_Tasks:_
A – Extract the passage of the chicken forum thread between "That sucks when" and "need more calcium.", inclusive.
B – Lay out the rows, from the first row through the row containing "180, 883, 195]", inclusive, as a Markdown table with the columns No. and Line. Give each row its number and its text, and skip any blank rows.

_Given passage:_
▼
# Frustration with Chickens



## PznIvyFarm (Jul 25, 2010)

It's my own fault, i didn't plan for replacements soon enough, my old girls are slacking WAY off (3 yo) and I cannot satisfy all my egg customers. I got chicks a couple weeks ago, but i still have 5-6 months of putting up with my slackers - they lay roughly every other day but are eating every day - and half the eggs are too big, too deformed, too brittle to even sell. I'm tempted to do a major culling and just say the egg store is closed until spring, but i don't want to lose my regular customers either. I was trying to figure out who was laying based on the 4-H info sheet that i had from when i was a kid, but it is difficult, b/c i think they are all laying - just not every day. I keep writing down the band id of anyone i see on the nest boxes, but there are some that i never see (of course i don't have the time to camp out there all day either)

Don't know if anyone has any suggestions for me.................just wanted to vent a bit


----------



## GoldenSeal (Sep 14, 2010)

There's not really anything you can do. Their peak is the first year so your only solution is to buy new layers. Buy some oyster shells and that should fix the brittle eggs, they are lacking calcium.

That sucks when they slow down.  It takes soooo long for new ones to start laying.


----------



## Mon Reve Farm (Jun 25, 2010)

I agree there isn't much you can do... our ducks haven't been laying for almost four weeks.

Give them some oyster shell or old milk/cream to help with the shells. Sounds like they need more calcium.


----------



## StaceyRosado (Oct 5, 2007)

feed them back their own shells that helps with the calcium brittle shell issues. We feed our chickens their own eggs but we crush them up a bit before so they dont get into breaking eggs 

as to figuring out who lays. Do you have a large dog crate? We use to put one hen a day in a dog crate and if she laid an egg she got a band and put back in, if she didnt she got a different band and then put back. After a little bit we knew who laid and who didnt and my mom took the non layers to the auction.
▲
_Dataset records:_
▼
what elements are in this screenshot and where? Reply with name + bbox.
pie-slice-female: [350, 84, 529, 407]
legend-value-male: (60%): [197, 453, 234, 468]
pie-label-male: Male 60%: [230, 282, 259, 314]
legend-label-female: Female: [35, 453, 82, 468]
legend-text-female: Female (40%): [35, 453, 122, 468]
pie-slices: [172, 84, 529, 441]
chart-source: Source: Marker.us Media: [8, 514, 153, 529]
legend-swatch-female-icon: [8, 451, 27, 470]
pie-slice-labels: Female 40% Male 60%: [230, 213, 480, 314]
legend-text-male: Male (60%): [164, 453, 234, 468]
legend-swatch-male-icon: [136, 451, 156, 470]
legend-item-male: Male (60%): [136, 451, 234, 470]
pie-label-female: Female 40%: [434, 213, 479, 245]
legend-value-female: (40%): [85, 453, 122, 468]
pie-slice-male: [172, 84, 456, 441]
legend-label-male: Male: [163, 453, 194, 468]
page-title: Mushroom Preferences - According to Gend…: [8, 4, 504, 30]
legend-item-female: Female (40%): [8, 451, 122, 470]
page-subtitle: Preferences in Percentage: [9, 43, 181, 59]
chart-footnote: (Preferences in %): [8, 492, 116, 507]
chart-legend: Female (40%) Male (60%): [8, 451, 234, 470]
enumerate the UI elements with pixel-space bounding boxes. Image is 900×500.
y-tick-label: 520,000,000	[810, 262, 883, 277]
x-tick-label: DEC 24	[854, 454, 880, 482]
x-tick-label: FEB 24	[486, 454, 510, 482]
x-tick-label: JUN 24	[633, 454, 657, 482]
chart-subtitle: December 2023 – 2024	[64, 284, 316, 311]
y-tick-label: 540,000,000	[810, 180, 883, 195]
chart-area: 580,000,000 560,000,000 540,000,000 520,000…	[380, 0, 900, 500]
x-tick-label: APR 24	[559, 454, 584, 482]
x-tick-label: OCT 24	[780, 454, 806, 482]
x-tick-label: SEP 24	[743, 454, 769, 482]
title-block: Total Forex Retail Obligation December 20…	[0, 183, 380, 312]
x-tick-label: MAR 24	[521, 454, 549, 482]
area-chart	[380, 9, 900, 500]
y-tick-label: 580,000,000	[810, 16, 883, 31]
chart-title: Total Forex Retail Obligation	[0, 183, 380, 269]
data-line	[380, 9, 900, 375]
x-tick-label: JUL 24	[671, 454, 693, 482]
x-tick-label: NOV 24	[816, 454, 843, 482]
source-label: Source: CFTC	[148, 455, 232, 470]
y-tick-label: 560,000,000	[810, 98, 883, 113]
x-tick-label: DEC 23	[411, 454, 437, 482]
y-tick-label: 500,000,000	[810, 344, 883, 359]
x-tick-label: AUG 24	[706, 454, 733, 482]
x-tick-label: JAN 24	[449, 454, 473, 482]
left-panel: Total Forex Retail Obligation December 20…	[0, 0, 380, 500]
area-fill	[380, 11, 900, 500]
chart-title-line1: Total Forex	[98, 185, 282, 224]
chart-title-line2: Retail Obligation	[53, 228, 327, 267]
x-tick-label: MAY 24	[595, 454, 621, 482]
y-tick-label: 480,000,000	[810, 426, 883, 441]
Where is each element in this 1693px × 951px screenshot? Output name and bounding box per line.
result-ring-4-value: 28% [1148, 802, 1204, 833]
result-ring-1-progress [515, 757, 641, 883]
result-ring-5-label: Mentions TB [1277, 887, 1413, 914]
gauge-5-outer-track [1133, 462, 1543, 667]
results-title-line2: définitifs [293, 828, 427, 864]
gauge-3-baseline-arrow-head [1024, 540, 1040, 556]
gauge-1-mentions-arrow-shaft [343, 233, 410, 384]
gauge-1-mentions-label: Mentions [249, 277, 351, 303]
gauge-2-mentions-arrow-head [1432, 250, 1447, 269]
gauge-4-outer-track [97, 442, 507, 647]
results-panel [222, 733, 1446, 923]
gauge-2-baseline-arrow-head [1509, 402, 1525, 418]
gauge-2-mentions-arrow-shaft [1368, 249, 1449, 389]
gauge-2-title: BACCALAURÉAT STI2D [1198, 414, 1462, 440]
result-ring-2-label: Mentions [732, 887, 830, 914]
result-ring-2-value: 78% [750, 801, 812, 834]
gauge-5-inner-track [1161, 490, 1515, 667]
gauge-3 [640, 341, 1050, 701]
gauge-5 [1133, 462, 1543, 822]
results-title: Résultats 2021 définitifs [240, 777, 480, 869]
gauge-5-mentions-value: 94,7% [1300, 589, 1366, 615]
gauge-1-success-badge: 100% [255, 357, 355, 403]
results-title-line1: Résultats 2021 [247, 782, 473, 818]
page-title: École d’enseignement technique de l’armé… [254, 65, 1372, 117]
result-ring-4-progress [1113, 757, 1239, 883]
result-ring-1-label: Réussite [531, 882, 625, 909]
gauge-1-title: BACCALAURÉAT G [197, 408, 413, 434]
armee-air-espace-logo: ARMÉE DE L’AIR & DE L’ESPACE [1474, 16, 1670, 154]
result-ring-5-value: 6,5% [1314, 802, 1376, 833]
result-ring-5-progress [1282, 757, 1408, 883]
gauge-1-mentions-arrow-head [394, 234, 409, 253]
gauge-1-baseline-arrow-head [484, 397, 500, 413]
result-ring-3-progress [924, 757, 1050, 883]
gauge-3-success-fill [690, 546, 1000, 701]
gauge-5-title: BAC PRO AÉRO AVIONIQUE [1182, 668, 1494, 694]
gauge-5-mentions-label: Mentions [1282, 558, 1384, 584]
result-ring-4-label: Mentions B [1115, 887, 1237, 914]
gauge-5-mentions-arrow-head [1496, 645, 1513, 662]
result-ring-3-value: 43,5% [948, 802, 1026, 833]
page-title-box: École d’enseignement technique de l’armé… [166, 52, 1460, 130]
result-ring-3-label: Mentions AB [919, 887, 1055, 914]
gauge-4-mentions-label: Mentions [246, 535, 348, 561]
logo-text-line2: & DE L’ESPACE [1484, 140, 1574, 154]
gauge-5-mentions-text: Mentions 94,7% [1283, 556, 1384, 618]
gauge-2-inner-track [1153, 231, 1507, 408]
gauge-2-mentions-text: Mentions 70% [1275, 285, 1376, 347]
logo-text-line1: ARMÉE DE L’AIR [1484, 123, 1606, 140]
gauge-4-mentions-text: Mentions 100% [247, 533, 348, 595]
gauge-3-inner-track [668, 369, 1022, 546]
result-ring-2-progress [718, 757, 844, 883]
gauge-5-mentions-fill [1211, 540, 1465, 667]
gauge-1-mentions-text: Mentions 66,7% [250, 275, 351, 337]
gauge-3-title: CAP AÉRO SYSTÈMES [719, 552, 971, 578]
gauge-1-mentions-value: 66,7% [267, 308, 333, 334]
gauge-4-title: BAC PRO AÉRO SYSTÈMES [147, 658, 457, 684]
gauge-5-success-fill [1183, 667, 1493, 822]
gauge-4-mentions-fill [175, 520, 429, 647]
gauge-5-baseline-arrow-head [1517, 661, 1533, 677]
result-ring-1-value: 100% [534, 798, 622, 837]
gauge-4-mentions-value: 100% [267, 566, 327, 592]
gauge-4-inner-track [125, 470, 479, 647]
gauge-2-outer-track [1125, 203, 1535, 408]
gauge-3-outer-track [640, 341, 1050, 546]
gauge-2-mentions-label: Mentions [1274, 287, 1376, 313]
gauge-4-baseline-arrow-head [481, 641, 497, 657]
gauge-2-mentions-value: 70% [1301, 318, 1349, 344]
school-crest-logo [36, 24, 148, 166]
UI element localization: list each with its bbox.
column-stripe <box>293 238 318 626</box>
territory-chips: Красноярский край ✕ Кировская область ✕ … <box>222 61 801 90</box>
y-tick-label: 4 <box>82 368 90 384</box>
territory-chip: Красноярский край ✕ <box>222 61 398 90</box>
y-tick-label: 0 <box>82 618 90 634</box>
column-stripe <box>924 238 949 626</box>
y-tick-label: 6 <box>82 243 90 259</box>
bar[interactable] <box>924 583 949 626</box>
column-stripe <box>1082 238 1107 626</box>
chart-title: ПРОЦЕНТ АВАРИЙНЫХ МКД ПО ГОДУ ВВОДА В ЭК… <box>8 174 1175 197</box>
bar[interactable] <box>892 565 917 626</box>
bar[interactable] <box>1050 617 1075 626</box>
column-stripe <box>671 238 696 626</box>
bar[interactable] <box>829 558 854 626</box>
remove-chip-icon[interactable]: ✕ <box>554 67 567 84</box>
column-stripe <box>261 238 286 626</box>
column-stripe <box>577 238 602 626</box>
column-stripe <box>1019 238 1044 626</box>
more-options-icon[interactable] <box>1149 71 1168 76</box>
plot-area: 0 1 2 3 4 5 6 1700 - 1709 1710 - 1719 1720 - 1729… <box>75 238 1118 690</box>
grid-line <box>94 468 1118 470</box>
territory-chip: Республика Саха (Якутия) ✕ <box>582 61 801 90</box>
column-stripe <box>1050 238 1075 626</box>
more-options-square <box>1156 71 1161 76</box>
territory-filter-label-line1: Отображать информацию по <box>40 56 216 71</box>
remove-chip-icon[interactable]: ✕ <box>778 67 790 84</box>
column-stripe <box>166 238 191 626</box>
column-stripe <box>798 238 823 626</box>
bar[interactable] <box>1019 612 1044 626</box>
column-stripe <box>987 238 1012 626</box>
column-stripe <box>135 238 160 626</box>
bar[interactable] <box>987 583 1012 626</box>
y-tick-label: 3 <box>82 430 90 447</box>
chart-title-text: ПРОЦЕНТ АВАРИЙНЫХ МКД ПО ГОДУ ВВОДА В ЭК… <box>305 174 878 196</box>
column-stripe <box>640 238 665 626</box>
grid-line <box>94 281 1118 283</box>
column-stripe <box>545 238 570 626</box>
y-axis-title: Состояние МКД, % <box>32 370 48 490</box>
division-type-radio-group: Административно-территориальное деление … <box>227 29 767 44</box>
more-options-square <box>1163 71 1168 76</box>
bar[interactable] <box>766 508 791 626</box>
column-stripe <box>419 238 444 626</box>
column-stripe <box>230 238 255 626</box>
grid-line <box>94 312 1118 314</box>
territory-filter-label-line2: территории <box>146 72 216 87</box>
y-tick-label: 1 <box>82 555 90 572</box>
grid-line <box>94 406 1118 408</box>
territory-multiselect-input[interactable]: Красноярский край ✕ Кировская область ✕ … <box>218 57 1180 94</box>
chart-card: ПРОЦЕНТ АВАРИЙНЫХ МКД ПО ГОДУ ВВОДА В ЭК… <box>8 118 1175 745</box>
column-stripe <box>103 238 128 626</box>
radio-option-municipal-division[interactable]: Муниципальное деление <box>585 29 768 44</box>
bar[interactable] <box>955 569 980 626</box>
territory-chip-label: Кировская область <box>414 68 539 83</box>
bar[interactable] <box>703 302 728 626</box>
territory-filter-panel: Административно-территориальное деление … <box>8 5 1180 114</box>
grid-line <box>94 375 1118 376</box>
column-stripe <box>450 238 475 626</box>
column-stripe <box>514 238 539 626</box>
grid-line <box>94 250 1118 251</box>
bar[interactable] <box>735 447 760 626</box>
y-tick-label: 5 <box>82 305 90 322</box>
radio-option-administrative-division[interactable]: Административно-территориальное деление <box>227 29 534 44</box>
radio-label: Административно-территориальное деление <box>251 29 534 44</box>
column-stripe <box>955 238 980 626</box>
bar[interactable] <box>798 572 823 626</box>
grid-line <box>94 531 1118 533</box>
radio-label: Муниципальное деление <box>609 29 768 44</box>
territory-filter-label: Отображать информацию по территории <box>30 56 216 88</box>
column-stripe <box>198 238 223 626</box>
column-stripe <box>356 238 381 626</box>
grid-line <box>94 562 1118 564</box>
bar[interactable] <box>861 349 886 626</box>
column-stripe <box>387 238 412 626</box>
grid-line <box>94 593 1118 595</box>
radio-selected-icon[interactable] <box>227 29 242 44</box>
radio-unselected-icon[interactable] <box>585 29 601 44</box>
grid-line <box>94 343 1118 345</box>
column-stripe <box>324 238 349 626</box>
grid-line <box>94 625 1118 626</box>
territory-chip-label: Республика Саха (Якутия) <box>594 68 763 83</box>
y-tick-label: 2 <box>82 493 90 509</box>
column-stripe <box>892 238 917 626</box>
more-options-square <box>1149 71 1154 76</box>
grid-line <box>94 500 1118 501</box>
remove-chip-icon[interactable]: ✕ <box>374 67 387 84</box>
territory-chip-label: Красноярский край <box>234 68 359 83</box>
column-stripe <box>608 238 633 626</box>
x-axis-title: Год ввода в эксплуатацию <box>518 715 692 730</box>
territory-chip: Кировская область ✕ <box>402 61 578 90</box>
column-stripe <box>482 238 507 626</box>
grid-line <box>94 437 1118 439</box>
▲
_List of solutions:_
A –
That sucks when they slow down.  It takes soooo long for new ones to start laying.


----------



## Mon Reve Farm (Jun 25, 2010)

I agree there isn't much you can do... our ducks haven't been laying for almost four weeks.

Give them some oyster shell or old milk/cream to help with the shells. Sounds like they need more calcium.

B –
| No. | Line |
|---|---|
| 1 | what elements are in this screenshot and where? Reply with name + bbox. |
| 2 | pie-slice-female: [350, 84, 529, 407] |
| 3 | legend-value-male: (60%): [197, 453, 234, 468] |
| 4 | pie-label-male: Male 60%: [230, 282, 259, 314] |
| 5 | legend-label-female: Female: [35, 453, 82, 468] |
| 6 | legend-text-female: Female (40%): [35, 453, 122, 468] |
| 7 | pie-slices: [172, 84, 529, 441] |
| 8 | chart-source: Source: Marker.us Media: [8, 514, 153, 529] |
| 9 | legend-swatch-female-icon: [8, 451, 27, 470] |
| 10 | pie-slice-labels: Female 40% Male 60%: [230, 213, 480, 314] |
| 11 | legend-text-male: Male (60%): [164, 453, 234, 468] |
| 12 | legend-swatch-male-icon: [136, 451, 156, 470] |
| 13 | legend-item-male: Male (60%): [136, 451, 234, 470] |
| 14 | pie-label-female: Female 40%: [434, 213, 479, 245] |
| 15 | legend-value-female: (40%): [85, 453, 122, 468] |
| 16 | pie-slice-male: [172, 84, 456, 441] |
| 17 | legend-label-male: Male: [163, 453, 194, 468] |
| 18 | page-title: Mushroom Preferences - According to Gend…: [8, 4, 504, 30] |
| 19 | legend-item-female: Female (40%): [8, 451, 122, 470] |
| 20 | page-subtitle: Preferences in Percentage: [9, 43, 181, 59] |
| 21 | chart-footnote: (Preferences in %): [8, 492, 116, 507] |
| 22 | chart-legend: Female (40%) Male (60%): [8, 451, 234, 470] |
| 23 | enumerate the UI elements with pixel-space bounding boxes. Image is 900×500. |
| 24 | y-tick-label: 520,000,000	[810, 262, 883, 277] |
| 25 | x-tick-label: DEC 24	[854, 454, 880, 482] |
| 26 | x-tick-label: FEB 24	[486, 454, 510, 482] |
| 27 | x-tick-label: JUN 24	[633, 454, 657, 482] |
| 28 | chart-subtitle: December 2023 – 2024	[64, 284, 316, 311] |
| 29 | y-tick-label: 540,000,000	[810, 180, 883, 195] |